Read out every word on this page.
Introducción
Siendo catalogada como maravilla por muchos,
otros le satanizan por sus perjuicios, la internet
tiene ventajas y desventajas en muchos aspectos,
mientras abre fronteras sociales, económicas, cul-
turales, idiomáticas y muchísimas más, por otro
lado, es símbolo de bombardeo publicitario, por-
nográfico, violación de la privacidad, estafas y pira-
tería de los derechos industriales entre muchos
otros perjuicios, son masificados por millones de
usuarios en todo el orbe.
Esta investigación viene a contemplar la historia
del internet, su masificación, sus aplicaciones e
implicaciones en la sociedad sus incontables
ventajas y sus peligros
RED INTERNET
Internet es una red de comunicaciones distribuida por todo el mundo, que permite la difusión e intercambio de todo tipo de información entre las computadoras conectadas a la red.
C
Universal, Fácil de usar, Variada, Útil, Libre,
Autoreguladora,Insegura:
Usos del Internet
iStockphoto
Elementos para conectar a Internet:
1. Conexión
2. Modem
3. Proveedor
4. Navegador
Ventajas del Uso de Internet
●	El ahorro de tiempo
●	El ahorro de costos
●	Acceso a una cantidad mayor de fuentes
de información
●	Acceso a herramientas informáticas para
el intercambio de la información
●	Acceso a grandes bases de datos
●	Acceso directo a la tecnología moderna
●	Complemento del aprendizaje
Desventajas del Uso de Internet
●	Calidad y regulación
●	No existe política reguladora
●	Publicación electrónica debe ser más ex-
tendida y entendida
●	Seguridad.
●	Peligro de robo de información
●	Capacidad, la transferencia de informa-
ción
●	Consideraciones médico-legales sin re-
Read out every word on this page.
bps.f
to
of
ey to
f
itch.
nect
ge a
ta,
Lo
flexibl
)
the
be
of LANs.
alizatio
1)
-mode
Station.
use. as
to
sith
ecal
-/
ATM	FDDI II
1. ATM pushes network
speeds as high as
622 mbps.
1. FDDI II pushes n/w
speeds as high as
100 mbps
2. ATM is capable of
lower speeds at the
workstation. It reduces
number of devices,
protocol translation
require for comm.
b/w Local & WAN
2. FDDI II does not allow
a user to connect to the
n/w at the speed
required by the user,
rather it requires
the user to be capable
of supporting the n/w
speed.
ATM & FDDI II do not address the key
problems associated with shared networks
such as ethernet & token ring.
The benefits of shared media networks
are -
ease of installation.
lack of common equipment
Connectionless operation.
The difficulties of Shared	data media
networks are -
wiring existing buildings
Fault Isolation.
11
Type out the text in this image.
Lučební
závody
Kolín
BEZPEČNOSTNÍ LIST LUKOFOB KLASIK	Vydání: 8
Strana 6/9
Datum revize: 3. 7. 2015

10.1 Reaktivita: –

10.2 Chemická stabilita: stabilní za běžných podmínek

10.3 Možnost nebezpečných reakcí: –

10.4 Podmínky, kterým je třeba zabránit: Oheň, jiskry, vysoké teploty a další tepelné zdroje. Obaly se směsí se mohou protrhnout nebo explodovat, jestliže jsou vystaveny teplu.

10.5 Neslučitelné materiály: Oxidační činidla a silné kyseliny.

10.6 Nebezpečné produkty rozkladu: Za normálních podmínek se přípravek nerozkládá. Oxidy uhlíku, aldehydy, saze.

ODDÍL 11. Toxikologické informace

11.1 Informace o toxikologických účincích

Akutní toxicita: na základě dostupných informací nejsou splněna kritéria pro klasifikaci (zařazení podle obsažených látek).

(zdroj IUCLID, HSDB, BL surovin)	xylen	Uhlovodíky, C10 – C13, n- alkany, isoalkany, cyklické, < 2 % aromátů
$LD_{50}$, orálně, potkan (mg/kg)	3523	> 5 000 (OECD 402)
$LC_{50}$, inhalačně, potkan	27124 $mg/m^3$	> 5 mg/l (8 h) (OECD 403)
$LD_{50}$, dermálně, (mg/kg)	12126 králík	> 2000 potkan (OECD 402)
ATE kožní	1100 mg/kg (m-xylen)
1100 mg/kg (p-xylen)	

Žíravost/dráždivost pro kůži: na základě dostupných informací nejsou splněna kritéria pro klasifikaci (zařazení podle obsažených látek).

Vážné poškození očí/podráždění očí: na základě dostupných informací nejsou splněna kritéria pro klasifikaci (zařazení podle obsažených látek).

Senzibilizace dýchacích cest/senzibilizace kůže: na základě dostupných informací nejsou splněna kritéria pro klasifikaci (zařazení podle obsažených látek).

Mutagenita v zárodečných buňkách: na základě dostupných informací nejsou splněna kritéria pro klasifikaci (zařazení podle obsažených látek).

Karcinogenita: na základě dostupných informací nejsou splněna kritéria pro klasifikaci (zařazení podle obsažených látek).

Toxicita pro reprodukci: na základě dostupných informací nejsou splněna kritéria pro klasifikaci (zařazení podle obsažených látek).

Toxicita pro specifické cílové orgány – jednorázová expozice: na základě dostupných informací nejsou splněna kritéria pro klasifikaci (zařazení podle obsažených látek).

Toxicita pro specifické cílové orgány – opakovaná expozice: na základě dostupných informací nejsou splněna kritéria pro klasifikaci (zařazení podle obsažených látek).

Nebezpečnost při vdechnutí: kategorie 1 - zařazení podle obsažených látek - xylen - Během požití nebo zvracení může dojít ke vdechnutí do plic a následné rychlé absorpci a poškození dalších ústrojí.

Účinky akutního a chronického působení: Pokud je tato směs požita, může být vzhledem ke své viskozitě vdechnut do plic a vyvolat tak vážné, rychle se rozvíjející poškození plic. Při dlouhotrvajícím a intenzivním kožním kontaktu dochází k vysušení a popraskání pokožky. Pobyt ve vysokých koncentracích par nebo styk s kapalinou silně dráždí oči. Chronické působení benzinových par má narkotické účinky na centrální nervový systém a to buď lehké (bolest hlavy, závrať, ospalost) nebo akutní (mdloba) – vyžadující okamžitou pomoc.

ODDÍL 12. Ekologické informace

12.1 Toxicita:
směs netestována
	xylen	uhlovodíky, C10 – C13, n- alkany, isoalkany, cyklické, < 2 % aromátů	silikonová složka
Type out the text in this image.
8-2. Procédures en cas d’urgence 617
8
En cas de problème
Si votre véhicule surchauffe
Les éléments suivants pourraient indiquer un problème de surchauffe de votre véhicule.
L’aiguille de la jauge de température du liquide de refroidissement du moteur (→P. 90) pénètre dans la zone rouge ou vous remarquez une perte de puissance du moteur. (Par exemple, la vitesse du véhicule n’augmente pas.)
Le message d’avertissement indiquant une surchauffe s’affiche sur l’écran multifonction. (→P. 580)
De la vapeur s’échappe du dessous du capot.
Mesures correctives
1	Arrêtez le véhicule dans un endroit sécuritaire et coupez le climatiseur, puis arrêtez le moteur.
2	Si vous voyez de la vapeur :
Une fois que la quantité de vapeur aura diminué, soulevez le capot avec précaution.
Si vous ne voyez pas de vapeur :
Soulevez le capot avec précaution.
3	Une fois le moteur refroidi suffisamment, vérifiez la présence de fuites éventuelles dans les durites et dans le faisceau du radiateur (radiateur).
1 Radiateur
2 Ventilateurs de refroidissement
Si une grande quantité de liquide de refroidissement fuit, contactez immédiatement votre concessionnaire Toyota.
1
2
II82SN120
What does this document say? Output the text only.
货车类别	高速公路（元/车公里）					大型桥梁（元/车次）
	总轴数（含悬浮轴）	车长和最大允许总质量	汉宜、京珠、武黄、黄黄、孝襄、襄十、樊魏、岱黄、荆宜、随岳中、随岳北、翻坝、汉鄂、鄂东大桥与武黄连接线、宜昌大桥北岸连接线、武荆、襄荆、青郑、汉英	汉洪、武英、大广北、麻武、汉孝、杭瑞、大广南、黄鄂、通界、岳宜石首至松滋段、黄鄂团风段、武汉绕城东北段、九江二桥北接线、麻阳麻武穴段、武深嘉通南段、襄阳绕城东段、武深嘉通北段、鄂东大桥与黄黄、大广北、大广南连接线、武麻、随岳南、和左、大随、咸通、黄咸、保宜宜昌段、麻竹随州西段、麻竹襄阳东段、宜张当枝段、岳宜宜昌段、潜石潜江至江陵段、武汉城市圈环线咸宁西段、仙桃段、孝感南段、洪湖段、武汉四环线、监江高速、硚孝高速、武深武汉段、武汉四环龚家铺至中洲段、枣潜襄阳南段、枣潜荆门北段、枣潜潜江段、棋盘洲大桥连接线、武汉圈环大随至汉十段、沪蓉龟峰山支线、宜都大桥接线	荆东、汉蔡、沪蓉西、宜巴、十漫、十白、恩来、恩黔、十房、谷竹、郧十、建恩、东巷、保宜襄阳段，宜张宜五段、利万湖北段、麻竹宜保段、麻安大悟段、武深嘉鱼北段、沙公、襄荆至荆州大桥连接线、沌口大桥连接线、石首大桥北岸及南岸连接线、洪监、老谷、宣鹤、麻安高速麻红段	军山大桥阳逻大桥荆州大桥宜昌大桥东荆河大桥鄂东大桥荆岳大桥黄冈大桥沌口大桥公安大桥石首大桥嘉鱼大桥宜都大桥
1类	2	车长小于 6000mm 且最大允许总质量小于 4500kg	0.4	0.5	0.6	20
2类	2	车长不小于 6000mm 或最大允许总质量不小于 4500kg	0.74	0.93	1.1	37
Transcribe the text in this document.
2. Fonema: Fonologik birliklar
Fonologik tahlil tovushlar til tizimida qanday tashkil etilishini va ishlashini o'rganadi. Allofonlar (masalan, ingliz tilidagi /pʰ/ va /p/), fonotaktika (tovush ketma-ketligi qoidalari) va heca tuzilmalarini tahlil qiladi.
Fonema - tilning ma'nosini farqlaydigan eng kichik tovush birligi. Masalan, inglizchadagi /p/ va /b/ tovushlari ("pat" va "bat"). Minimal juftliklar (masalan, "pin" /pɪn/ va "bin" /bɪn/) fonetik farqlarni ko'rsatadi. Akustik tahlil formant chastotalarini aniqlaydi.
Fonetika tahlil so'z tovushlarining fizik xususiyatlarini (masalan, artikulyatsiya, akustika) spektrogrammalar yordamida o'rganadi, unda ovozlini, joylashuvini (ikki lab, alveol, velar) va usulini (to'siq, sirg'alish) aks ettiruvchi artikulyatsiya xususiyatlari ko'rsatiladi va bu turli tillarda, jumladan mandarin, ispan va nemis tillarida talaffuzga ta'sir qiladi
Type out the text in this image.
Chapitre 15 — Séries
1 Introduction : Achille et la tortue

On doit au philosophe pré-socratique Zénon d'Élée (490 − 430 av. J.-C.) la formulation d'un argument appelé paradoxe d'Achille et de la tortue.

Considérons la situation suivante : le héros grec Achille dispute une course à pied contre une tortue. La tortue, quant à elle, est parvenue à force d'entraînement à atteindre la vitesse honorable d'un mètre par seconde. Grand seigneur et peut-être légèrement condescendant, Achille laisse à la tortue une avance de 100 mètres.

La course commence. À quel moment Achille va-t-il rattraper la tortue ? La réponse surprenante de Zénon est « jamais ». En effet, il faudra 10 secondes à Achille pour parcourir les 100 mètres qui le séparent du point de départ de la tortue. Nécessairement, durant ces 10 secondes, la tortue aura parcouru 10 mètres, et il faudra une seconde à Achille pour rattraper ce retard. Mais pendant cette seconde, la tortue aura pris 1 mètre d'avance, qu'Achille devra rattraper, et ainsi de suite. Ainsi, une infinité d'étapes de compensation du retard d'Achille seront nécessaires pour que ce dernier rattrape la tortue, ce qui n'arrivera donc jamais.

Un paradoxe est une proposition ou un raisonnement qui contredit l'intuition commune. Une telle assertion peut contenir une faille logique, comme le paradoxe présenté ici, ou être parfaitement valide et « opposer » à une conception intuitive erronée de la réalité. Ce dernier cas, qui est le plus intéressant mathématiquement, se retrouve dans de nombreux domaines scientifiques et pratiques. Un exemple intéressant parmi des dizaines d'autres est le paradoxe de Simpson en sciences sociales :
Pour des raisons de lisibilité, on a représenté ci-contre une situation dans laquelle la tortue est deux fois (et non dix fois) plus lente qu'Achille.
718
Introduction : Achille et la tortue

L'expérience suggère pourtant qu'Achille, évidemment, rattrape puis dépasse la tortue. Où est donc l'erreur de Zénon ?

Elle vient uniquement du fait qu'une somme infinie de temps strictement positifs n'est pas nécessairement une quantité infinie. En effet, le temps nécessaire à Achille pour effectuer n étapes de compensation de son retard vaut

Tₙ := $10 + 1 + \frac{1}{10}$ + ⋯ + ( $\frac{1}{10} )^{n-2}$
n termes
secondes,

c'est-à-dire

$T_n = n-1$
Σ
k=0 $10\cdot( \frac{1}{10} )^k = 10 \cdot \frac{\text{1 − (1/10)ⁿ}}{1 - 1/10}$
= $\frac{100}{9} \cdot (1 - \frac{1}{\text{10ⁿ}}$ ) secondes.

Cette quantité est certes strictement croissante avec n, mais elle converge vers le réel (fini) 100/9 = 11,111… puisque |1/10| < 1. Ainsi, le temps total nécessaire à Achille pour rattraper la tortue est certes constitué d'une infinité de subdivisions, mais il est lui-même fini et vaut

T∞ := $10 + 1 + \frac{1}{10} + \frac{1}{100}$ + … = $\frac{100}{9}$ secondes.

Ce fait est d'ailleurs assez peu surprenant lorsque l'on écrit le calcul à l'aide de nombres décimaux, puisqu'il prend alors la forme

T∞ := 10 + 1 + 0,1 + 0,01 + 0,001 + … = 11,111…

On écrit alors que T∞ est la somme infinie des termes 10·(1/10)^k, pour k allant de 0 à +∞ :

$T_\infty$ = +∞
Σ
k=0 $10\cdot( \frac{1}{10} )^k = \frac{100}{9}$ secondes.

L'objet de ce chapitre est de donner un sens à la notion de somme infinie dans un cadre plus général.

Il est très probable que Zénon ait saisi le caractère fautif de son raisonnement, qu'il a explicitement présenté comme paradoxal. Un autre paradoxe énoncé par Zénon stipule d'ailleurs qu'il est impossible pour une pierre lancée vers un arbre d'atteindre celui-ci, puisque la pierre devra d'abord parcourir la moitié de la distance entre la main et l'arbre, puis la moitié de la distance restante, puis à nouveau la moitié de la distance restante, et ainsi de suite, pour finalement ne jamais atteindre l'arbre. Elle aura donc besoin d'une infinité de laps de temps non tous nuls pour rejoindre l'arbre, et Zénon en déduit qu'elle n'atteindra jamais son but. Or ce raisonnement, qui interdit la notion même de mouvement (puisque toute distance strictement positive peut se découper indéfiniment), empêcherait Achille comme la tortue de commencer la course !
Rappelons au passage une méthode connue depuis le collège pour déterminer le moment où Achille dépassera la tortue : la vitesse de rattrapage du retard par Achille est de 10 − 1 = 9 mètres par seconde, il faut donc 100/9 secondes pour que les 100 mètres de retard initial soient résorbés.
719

- - -

**What you have to do**
Which lines hold the string "capable"? Copy all of them from the data above.

**Finished answer**
2. ATM is capable of
the user to be capable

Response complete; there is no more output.